--- start of Records for processing ---
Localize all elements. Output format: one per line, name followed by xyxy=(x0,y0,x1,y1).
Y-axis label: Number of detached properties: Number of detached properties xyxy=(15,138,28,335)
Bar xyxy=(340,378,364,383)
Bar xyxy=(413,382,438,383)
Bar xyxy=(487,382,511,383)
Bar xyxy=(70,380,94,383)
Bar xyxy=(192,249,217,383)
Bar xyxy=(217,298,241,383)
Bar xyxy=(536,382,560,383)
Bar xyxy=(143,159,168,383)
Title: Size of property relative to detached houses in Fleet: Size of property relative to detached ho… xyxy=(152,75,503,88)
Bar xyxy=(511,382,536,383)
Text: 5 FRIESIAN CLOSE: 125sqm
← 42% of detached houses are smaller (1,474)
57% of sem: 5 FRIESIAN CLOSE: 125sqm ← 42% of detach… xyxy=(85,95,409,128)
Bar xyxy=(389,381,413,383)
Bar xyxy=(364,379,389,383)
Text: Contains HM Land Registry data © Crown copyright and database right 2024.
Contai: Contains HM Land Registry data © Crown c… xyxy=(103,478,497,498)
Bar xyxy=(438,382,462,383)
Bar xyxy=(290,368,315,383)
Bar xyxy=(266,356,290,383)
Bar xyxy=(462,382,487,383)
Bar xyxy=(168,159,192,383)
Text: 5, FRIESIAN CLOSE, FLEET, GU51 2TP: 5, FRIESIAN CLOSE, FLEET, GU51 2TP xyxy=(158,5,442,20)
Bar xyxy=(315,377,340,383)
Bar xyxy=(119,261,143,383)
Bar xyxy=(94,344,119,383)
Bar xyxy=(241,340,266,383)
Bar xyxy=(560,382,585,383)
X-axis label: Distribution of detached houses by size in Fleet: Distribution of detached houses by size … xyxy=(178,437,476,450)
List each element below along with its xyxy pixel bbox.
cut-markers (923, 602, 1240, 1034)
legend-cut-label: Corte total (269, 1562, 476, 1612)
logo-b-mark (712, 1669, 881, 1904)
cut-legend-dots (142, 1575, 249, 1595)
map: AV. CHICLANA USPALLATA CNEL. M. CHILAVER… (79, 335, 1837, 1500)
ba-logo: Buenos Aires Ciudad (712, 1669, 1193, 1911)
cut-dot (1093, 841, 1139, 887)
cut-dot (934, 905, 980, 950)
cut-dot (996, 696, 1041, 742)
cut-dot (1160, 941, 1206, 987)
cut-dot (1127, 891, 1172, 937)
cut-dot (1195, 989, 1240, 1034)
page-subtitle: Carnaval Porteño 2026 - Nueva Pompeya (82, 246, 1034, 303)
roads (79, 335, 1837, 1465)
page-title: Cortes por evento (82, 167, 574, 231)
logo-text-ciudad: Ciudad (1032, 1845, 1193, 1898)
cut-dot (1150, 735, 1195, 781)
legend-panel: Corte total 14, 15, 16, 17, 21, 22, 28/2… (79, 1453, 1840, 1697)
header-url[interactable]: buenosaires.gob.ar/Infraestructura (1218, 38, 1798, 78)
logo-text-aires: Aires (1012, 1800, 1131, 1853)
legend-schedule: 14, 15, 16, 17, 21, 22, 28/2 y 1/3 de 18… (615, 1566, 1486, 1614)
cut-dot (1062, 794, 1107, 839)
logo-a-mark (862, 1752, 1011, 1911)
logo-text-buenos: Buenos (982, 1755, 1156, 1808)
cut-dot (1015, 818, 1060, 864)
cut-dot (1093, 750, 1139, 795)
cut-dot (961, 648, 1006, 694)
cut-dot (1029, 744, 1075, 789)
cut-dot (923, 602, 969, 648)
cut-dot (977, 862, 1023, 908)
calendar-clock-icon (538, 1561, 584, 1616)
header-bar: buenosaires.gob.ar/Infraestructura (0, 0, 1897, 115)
--- end of Records for processing ---
### [What is expected]
Copy out the records word for word from the very first line through the line containing "Bar xyxy=(487,382,511,383)", including both.

### [Answer to this exercise]
Localize all elements. Output format: one per line, name followed by xyxy=(x0,y0,x1,y1).
Y-axis label: Number of detached properties: Number of detached properties xyxy=(15,138,28,335)
Bar xyxy=(340,378,364,383)
Bar xyxy=(413,382,438,383)
Bar xyxy=(487,382,511,383)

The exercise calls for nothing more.